--- begin THE DATA ---
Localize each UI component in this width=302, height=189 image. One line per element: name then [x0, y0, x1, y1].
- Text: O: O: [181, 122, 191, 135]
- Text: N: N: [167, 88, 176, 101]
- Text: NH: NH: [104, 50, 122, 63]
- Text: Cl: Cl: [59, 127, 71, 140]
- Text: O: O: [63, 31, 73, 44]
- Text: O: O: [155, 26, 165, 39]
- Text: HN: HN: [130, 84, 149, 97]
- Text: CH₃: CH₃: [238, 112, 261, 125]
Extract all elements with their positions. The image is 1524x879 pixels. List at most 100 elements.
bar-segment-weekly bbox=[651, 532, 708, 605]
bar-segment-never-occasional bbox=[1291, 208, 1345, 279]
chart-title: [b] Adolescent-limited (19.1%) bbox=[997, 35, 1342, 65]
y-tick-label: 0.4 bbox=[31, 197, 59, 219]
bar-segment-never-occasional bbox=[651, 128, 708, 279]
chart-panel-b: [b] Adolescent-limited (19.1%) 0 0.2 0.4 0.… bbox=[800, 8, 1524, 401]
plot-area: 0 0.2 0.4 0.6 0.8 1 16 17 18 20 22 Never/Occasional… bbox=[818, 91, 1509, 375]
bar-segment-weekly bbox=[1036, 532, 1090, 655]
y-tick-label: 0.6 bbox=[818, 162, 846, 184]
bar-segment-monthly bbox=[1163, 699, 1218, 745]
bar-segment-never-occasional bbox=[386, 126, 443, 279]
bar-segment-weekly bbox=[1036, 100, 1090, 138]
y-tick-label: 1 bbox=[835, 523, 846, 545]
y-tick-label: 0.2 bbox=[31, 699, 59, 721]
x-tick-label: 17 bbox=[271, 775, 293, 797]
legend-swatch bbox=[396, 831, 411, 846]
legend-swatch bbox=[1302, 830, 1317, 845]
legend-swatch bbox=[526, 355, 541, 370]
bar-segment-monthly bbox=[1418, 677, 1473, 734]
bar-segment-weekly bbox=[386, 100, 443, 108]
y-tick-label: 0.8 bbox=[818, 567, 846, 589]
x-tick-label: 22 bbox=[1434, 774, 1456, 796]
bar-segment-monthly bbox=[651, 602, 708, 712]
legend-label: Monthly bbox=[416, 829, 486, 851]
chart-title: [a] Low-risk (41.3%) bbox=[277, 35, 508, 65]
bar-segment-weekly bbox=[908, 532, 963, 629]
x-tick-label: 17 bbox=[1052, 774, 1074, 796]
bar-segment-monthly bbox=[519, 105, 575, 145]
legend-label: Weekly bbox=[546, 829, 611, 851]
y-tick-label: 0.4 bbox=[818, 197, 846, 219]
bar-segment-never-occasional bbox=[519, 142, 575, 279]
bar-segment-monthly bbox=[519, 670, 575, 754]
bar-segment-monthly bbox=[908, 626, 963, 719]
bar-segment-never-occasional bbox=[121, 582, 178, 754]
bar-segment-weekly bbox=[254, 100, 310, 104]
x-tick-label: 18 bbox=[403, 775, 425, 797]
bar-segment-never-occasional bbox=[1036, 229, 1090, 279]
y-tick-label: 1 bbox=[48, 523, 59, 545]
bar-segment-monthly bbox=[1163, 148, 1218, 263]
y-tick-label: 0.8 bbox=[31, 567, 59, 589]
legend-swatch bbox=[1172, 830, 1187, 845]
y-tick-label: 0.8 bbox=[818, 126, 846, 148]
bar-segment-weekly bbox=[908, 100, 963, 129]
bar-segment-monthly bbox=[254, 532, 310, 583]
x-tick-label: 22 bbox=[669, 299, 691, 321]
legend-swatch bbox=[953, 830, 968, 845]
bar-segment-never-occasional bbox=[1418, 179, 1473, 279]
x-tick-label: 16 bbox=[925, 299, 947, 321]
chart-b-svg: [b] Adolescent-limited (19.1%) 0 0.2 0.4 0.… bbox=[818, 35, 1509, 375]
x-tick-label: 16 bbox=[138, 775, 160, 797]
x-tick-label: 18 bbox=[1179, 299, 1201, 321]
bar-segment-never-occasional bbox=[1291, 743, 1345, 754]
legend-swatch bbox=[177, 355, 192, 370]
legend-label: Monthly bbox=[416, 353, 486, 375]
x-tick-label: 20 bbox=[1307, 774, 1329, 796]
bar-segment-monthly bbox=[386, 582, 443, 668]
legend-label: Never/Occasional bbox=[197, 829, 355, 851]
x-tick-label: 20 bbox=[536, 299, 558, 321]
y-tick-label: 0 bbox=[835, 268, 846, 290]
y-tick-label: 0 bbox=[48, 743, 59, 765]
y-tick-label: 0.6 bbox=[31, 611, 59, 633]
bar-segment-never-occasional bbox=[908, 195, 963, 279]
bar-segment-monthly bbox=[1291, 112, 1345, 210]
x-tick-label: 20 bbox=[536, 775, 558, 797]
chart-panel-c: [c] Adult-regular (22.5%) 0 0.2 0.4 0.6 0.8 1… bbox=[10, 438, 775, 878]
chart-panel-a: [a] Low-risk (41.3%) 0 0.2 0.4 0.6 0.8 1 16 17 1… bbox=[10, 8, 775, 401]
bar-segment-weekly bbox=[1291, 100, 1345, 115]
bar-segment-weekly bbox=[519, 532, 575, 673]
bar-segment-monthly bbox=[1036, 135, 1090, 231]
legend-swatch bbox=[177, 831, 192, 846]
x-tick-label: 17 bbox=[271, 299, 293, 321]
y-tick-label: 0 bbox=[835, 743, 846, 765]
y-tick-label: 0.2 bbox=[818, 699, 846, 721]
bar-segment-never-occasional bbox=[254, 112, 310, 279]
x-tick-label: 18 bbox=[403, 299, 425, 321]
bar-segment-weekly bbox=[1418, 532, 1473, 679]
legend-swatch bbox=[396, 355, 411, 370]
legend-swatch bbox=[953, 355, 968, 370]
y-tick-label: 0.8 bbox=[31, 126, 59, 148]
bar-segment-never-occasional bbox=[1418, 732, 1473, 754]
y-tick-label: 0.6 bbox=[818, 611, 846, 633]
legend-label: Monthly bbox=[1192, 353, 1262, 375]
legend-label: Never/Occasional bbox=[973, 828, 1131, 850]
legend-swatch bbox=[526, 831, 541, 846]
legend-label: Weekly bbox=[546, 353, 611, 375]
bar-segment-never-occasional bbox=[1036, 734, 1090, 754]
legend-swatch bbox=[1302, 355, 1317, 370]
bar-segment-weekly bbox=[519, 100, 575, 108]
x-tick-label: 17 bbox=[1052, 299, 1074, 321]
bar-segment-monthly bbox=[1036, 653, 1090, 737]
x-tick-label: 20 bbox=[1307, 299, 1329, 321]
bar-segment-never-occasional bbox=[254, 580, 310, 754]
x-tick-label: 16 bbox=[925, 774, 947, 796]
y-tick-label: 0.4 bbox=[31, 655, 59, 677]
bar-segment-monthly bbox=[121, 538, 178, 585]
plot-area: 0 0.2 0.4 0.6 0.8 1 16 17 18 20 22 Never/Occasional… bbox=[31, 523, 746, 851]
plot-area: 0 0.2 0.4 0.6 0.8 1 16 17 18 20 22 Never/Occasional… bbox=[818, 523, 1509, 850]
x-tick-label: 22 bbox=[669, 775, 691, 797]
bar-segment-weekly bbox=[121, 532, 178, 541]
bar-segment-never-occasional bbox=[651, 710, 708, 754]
--- end THE DATA ---
*WHAT NEEDS TO BE DONE*. Can you print the rows above, unchanged, from the very start through the line containing "- Text: CH₃: CH₃: [238, 112, 261, 125]"?

*EXERCISE OUTPUT*.
Localize each UI component in this width=302, height=189 image. One line per element: name then [x0, y0, x1, y1].
- Text: O: O: [181, 122, 191, 135]
- Text: N: N: [167, 88, 176, 101]
- Text: NH: NH: [104, 50, 122, 63]
- Text: Cl: Cl: [59, 127, 71, 140]
- Text: O: O: [63, 31, 73, 44]
- Text: O: O: [155, 26, 165, 39]
- Text: HN: HN: [130, 84, 149, 97]
- Text: CH₃: CH₃: [238, 112, 261, 125]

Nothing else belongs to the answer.